[Records]
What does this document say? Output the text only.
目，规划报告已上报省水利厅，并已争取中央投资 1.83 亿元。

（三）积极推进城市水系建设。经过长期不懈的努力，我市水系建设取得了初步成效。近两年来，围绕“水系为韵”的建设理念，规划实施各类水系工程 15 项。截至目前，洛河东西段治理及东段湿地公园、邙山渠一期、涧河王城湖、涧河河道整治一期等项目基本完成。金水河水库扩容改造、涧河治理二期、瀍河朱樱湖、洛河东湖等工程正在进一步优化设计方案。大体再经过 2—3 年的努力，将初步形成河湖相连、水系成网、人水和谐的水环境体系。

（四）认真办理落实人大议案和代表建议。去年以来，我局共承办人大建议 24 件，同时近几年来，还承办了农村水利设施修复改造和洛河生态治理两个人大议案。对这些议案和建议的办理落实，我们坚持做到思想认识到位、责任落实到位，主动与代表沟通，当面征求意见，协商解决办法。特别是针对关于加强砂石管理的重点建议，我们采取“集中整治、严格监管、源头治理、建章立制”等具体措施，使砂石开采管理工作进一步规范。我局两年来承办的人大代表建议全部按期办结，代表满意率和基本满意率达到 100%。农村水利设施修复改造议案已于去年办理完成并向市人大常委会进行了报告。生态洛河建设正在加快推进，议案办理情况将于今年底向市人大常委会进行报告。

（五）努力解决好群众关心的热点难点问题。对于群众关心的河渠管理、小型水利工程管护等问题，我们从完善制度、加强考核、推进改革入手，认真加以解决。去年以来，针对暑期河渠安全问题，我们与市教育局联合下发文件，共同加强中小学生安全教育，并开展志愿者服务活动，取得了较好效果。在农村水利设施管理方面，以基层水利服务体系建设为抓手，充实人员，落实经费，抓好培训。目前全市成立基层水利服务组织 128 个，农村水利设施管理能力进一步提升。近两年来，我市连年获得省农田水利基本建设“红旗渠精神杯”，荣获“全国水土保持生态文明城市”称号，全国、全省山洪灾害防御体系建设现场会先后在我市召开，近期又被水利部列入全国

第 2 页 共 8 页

> **To do**: Here, the records must be output exactly and in full.

> **Final result**:
What does this document say? Output the text only.
目，规划报告已上报省水利厅，并已争取中央投资 1.83 亿元。

（三）积极推进城市水系建设。经过长期不懈的努力，我市水系建设取得了初步成效。近两年来，围绕“水系为韵”的建设理念，规划实施各类水系工程 15 项。截至目前，洛河东西段治理及东段湿地公园、邙山渠一期、涧河王城湖、涧河河道整治一期等项目基本完成。金水河水库扩容改造、涧河治理二期、瀍河朱樱湖、洛河东湖等工程正在进一步优化设计方案。大体再经过 2—3 年的努力，将初步形成河湖相连、水系成网、人水和谐的水环境体系。

（四）认真办理落实人大议案和代表建议。去年以来，我局共承办人大建议 24 件，同时近几年来，还承办了农村水利设施修复改造和洛河生态治理两个人大议案。对这些议案和建议的办理落实，我们坚持做到思想认识到位、责任落实到位，主动与代表沟通，当面征求意见，协商解决办法。特别是针对关于加强砂石管理的重点建议，我们采取“集中整治、严格监管、源头治理、建章立制”等具体措施，使砂石开采管理工作进一步规范。我局两年来承办的人大代表建议全部按期办结，代表满意率和基本满意率达到 100%。农村水利设施修复改造议案已于去年办理完成并向市人大常委会进行了报告。生态洛河建设正在加快推进，议案办理情况将于今年底向市人大常委会进行报告。

（五）努力解决好群众关心的热点难点问题。对于群众关心的河渠管理、小型水利工程管护等问题，我们从完善制度、加强考核、推进改革入手，认真加以解决。去年以来，针对暑期河渠安全问题，我们与市教育局联合下发文件，共同加强中小学生安全教育，并开展志愿者服务活动，取得了较好效果。在农村水利设施管理方面，以基层水利服务体系建设为抓手，充实人员，落实经费，抓好培训。目前全市成立基层水利服务组织 128 个，农村水利设施管理能力进一步提升。近两年来，我市连年获得省农田水利基本建设“红旗渠精神杯”，荣获“全国水土保持生态文明城市”称号，全国、全省山洪灾害防御体系建设现场会先后在我市召开，近期又被水利部列入全国

第 2 页 共 8 页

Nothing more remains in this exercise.